Aim of the exercise.
In the data, extract each line that holds the string "diet".

Records for this exercise.

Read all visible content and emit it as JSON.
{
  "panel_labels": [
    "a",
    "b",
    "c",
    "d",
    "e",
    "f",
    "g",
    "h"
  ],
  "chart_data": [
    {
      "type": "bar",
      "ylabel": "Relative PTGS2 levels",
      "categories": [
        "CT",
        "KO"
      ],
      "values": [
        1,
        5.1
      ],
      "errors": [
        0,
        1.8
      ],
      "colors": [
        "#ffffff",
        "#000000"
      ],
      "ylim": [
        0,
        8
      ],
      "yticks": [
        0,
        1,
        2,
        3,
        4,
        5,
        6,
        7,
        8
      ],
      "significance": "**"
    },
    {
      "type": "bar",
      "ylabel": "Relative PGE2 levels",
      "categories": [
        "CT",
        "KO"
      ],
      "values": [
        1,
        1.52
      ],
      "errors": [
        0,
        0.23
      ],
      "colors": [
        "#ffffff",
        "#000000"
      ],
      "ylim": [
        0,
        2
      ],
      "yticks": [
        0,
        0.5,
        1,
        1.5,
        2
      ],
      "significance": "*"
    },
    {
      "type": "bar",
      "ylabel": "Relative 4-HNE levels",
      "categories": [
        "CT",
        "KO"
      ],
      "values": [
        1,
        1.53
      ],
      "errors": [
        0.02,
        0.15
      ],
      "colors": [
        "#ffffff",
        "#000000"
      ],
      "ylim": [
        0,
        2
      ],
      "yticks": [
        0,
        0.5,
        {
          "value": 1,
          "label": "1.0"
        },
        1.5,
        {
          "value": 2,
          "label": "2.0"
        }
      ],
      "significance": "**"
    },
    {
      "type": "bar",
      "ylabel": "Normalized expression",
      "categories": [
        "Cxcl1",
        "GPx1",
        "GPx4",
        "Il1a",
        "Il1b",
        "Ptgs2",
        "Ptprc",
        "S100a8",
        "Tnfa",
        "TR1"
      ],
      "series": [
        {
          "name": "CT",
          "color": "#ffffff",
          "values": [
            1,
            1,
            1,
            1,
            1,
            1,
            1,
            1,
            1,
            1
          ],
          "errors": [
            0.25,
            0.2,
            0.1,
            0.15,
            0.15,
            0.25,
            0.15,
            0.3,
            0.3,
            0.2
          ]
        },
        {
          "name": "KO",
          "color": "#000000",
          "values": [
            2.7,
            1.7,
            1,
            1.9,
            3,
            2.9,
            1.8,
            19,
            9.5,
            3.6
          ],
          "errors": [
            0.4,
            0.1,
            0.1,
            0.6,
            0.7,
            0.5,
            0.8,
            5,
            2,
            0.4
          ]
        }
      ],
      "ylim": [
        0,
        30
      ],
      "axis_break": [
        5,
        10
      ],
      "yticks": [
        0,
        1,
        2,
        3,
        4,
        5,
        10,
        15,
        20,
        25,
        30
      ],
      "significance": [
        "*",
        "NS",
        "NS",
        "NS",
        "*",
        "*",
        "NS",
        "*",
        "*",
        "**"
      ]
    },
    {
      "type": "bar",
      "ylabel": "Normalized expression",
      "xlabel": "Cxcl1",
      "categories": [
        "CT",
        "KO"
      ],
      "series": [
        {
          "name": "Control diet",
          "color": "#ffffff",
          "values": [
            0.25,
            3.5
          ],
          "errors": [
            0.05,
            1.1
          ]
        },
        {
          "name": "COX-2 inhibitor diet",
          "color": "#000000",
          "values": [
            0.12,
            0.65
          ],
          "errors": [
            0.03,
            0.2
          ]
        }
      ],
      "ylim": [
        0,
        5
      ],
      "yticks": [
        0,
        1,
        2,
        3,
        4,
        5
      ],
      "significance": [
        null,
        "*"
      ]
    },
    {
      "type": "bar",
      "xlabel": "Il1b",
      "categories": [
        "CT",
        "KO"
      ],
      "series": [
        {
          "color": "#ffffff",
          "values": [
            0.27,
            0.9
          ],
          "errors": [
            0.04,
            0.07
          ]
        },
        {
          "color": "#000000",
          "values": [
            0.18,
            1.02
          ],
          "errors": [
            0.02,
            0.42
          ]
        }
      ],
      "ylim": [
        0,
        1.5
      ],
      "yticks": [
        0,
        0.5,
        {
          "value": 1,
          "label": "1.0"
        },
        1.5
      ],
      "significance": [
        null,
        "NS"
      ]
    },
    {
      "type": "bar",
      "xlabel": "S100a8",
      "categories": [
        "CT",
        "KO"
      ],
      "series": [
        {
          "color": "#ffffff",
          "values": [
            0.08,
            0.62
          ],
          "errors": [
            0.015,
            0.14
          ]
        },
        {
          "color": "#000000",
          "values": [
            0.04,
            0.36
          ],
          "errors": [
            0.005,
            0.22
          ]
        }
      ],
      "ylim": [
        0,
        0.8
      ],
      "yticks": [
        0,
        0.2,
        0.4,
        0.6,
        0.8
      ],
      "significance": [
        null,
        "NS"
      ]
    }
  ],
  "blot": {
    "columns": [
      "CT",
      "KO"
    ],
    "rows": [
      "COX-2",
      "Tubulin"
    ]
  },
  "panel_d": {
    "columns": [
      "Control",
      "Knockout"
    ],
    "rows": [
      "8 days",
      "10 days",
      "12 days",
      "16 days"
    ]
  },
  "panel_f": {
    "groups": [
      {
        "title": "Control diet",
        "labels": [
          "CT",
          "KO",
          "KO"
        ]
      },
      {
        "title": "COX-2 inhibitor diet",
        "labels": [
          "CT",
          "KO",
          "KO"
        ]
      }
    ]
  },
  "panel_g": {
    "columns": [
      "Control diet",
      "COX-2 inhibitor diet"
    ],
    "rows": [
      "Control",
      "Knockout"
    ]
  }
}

Full response.
          "name": "Control diet",
          "name": "COX-2 inhibitor diet",
        "title": "Control diet",
        "title": "COX-2 inhibitor diet",
      "Control diet",
      "COX-2 inhibitor diet"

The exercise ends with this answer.